Data in this exercise:
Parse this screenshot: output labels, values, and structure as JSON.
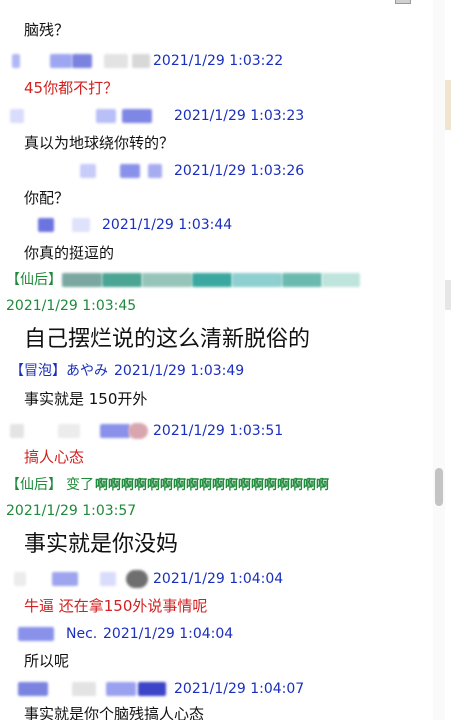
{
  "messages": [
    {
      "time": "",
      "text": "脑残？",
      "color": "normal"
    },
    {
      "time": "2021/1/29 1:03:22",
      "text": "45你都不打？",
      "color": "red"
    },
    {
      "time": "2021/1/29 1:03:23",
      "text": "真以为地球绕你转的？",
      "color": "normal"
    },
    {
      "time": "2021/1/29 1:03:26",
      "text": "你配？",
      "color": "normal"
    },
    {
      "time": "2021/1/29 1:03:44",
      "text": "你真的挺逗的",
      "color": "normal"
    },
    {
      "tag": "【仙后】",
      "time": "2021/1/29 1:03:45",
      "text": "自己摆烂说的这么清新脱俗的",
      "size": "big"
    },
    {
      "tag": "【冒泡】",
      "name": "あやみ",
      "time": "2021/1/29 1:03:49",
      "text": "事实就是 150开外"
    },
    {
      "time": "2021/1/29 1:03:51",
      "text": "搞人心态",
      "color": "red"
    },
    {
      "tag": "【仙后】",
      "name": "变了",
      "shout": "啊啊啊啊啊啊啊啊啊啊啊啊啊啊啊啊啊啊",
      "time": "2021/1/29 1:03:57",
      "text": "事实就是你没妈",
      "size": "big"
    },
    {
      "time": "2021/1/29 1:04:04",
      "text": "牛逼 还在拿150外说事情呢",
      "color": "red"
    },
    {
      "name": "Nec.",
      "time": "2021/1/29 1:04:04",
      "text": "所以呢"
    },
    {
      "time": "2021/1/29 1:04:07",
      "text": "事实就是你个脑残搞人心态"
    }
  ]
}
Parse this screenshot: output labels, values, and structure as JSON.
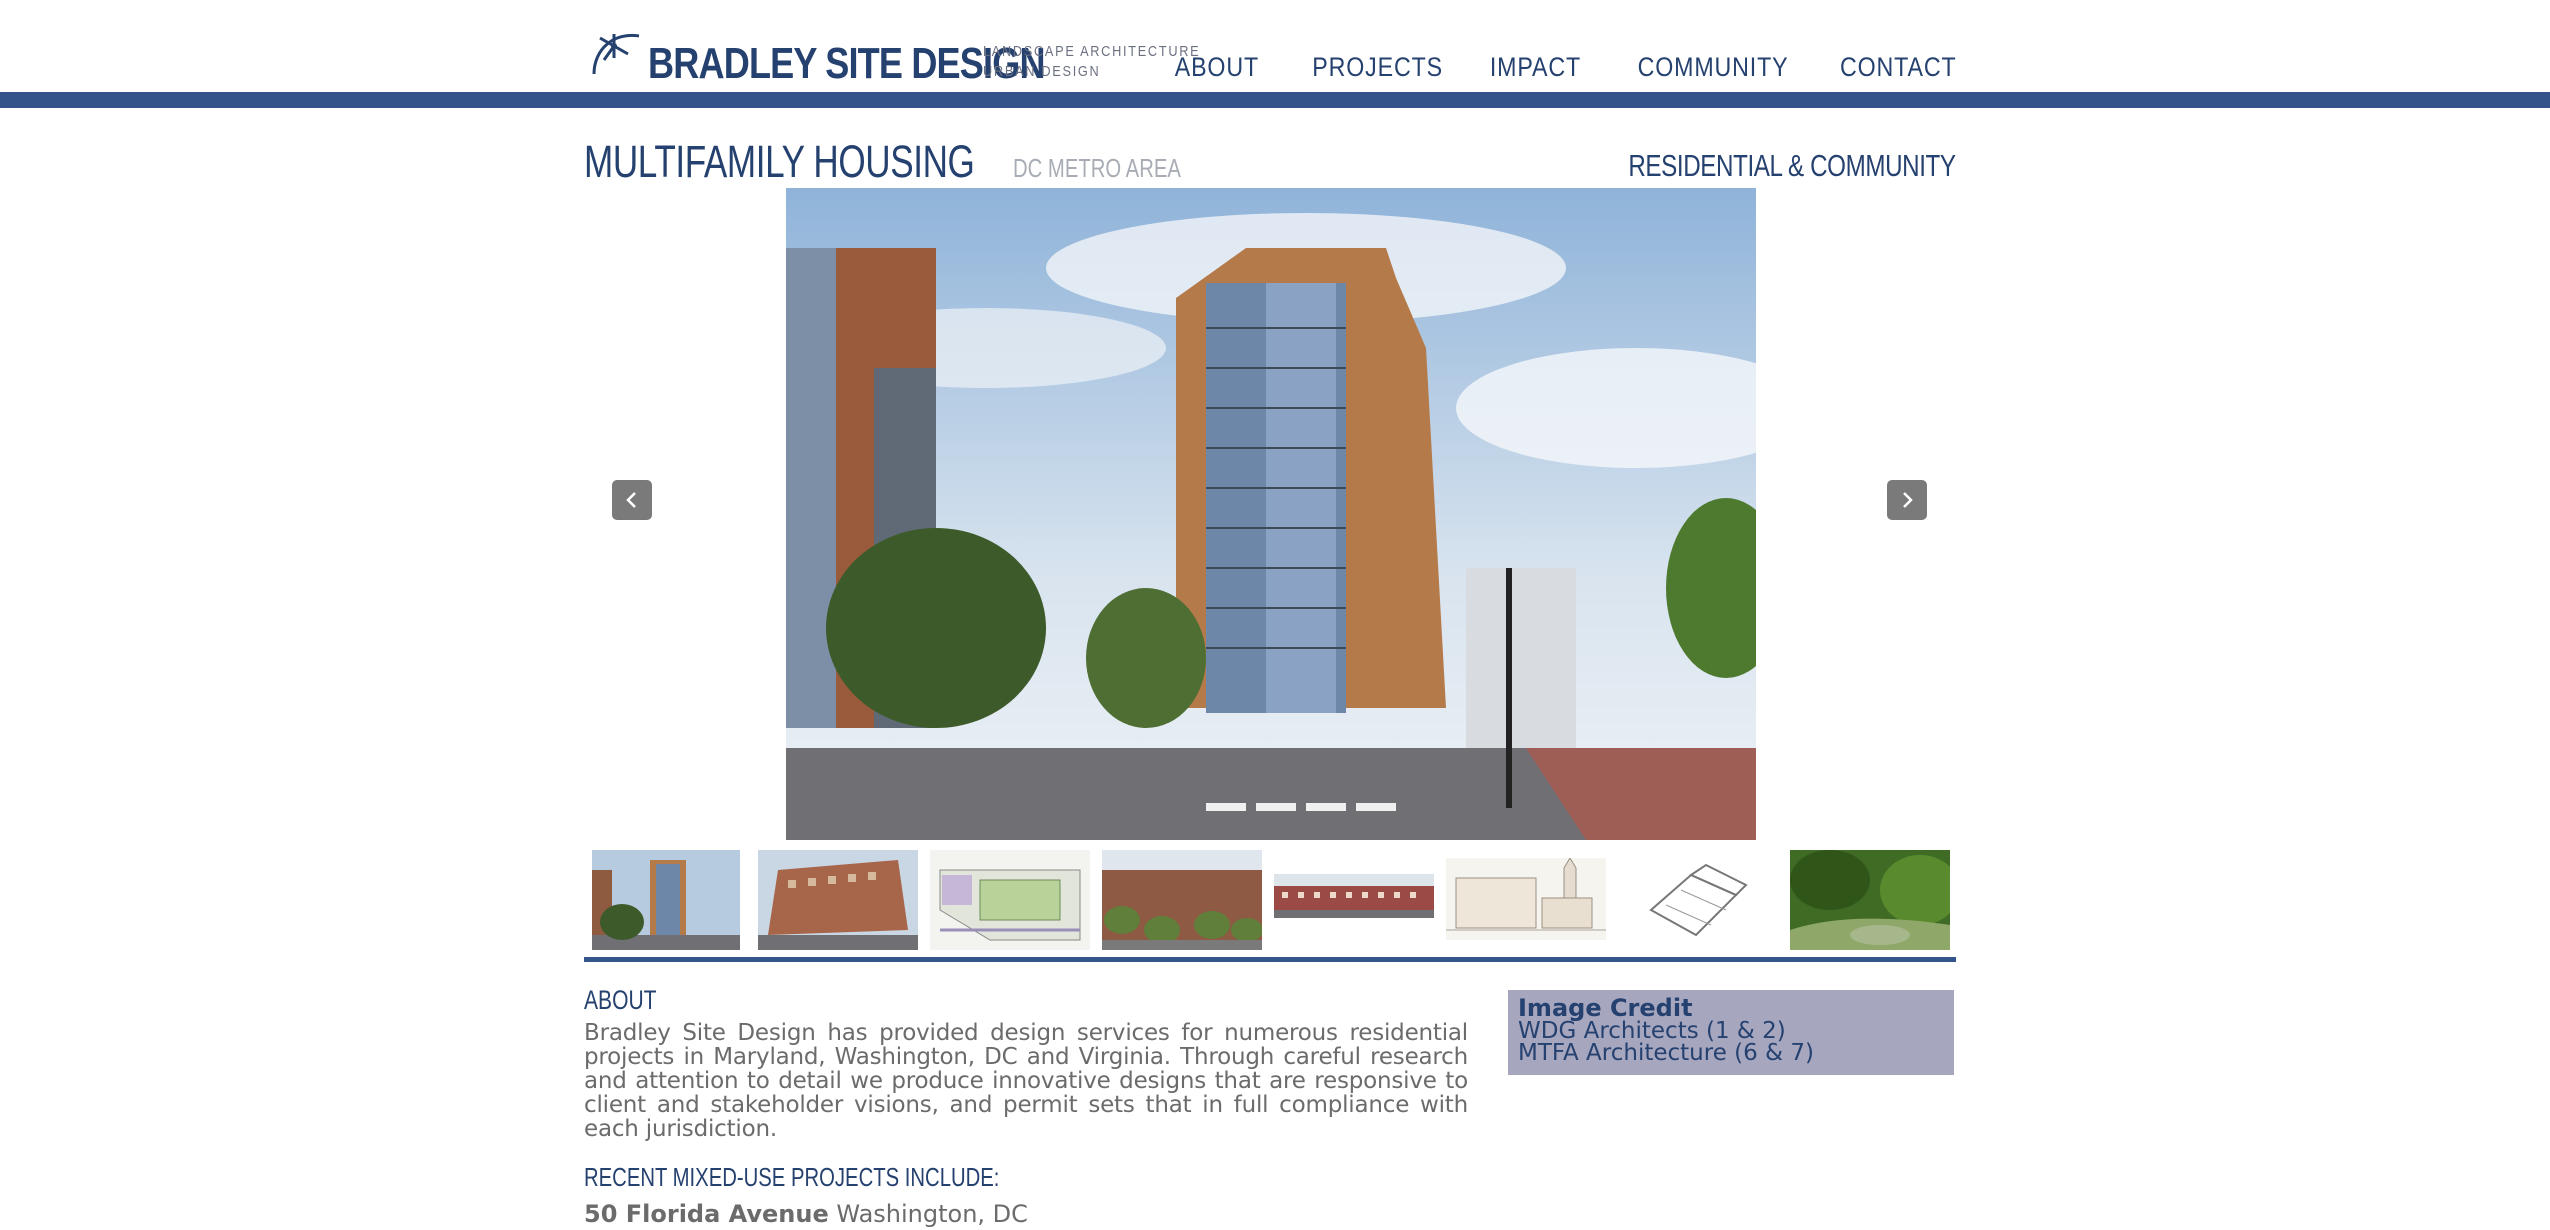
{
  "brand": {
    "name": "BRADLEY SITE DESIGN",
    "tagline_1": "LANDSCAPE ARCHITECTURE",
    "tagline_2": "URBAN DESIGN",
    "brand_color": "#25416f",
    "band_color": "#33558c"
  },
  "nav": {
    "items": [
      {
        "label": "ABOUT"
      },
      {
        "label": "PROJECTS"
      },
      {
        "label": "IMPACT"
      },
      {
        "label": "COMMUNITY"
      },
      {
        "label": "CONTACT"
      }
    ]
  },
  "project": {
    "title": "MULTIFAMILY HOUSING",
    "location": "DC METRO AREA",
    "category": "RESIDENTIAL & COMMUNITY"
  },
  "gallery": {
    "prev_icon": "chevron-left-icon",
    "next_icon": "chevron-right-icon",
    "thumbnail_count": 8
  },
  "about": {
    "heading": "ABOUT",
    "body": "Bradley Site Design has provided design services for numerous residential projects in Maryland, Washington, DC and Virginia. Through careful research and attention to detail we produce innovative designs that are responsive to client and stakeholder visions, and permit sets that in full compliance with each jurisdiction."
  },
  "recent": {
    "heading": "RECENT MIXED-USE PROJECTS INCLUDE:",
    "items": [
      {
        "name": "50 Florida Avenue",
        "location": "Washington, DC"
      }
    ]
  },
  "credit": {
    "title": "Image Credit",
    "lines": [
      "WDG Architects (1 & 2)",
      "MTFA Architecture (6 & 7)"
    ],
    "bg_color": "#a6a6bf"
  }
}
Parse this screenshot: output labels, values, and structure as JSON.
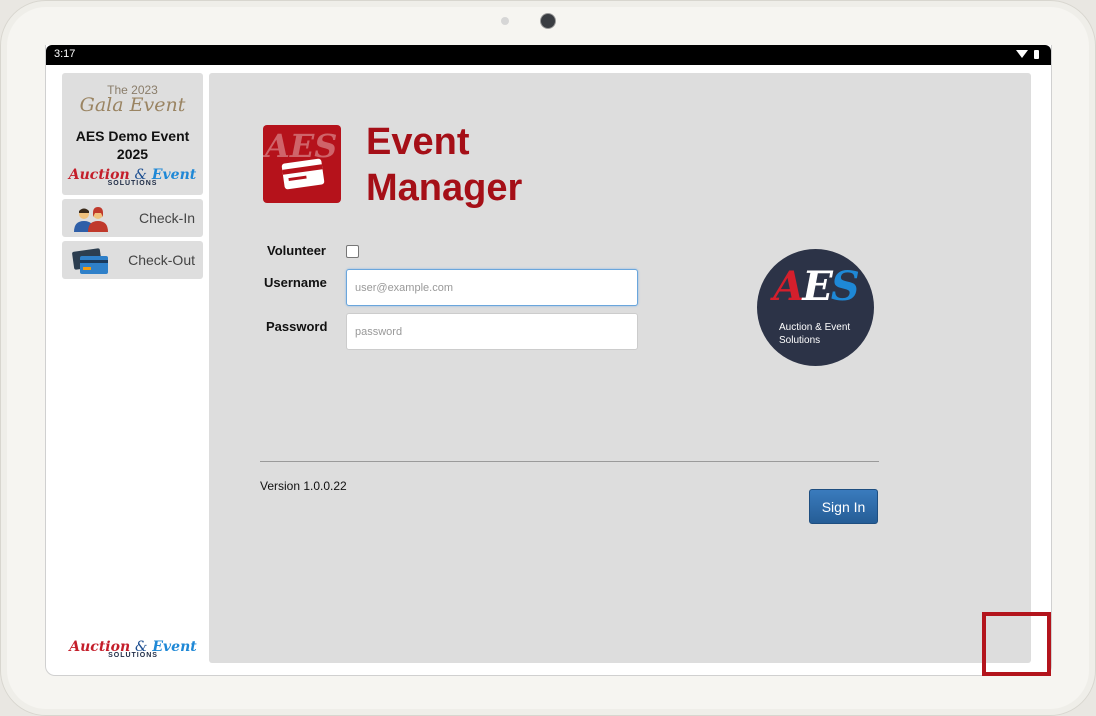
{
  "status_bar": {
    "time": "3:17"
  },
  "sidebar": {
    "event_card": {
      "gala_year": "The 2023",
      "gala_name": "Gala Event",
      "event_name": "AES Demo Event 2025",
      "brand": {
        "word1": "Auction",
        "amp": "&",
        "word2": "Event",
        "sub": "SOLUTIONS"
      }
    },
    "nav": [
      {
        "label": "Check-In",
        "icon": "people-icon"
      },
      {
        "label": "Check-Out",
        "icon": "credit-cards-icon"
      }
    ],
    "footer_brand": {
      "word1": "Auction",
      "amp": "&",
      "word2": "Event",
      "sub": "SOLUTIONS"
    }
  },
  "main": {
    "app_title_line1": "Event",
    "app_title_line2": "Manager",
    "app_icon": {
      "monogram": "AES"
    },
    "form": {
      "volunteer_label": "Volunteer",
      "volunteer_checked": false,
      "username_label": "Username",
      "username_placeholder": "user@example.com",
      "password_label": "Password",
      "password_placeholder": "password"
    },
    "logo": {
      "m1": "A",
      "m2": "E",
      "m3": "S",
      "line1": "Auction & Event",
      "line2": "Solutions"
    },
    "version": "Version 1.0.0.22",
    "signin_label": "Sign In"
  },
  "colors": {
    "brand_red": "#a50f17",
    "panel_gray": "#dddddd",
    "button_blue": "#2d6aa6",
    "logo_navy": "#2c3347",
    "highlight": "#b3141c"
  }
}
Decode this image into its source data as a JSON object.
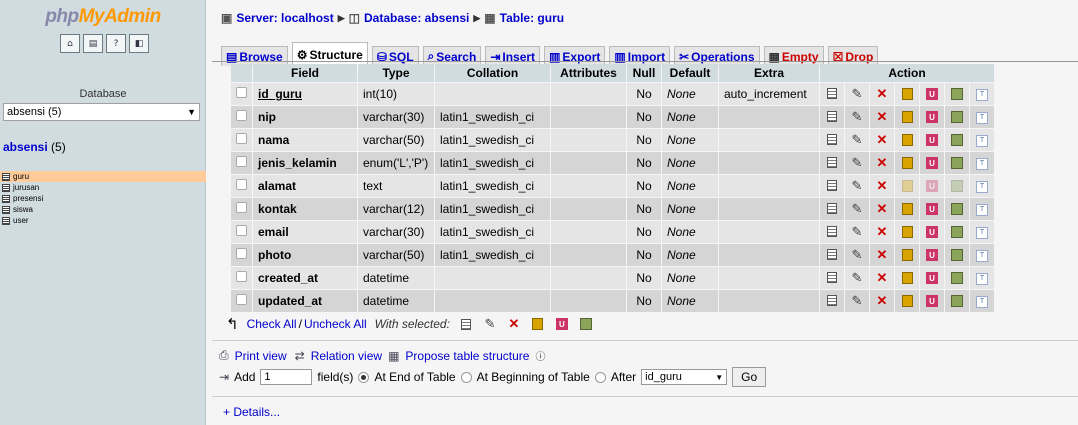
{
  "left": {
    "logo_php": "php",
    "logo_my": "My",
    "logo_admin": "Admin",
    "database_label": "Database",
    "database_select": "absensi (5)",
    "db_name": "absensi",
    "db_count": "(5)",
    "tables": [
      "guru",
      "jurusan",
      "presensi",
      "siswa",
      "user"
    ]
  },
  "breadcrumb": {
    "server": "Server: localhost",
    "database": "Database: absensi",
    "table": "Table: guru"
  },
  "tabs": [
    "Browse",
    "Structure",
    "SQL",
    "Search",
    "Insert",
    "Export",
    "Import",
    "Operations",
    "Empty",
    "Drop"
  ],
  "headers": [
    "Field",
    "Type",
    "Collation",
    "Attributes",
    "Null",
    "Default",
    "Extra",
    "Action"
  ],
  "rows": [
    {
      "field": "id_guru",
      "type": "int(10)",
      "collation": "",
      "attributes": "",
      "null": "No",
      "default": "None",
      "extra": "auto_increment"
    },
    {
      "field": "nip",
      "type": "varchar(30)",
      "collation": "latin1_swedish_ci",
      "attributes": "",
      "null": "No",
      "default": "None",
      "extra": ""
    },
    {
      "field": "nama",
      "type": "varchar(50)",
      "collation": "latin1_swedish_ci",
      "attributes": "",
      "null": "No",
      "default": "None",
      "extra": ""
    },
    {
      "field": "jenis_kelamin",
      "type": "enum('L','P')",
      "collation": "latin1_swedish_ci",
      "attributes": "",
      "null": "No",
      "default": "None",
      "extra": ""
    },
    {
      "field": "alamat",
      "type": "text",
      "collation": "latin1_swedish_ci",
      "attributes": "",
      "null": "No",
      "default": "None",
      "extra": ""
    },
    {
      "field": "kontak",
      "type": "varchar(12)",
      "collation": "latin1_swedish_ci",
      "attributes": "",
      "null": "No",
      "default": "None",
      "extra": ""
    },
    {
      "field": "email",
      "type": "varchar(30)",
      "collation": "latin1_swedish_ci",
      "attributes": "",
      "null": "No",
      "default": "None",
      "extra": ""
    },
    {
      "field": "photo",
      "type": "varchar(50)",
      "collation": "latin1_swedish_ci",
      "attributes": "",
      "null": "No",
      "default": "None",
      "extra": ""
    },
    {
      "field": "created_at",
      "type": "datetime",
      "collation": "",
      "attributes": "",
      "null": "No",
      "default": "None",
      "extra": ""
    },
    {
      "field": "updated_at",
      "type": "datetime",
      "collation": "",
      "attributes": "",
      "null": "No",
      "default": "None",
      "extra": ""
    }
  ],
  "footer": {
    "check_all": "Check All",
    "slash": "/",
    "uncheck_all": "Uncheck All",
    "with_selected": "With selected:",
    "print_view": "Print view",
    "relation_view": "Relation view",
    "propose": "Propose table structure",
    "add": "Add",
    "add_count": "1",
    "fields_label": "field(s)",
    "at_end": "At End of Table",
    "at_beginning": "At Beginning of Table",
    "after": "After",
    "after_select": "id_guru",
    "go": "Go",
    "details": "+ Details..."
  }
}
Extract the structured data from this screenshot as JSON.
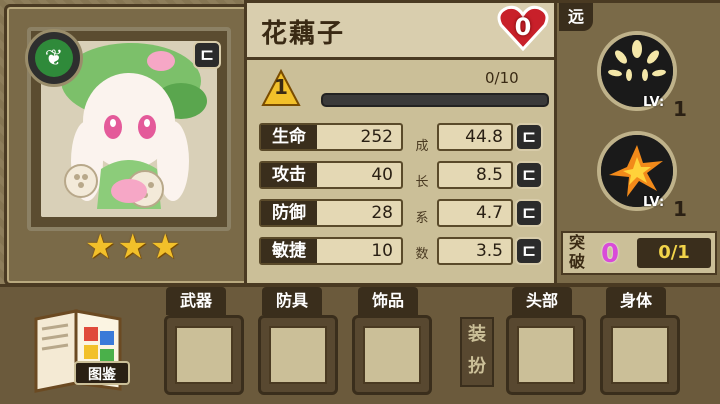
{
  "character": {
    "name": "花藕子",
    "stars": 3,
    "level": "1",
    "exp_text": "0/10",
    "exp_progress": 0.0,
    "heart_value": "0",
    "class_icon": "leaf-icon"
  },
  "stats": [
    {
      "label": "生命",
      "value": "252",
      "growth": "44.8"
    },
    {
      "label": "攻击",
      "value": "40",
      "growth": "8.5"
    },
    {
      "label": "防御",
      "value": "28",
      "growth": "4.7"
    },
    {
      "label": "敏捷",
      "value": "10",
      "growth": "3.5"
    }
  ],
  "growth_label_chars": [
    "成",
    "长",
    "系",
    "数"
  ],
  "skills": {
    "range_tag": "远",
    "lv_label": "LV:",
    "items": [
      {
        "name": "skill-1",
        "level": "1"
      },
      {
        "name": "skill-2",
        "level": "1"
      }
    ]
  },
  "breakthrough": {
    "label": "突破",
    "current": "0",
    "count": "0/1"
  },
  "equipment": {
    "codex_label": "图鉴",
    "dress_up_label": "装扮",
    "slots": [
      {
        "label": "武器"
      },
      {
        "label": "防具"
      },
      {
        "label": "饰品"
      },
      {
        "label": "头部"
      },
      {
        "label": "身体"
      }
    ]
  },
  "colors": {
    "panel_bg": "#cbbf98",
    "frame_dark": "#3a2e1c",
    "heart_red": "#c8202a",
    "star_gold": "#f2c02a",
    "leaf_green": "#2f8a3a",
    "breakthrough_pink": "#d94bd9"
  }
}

Short problem:
Among the records above, find each line holding the string "heading" and pull it out.

Response:
    "heading": "ABOUT",
    "heading": "RECENT MIXED-USE PROJECTS INCLUDE:",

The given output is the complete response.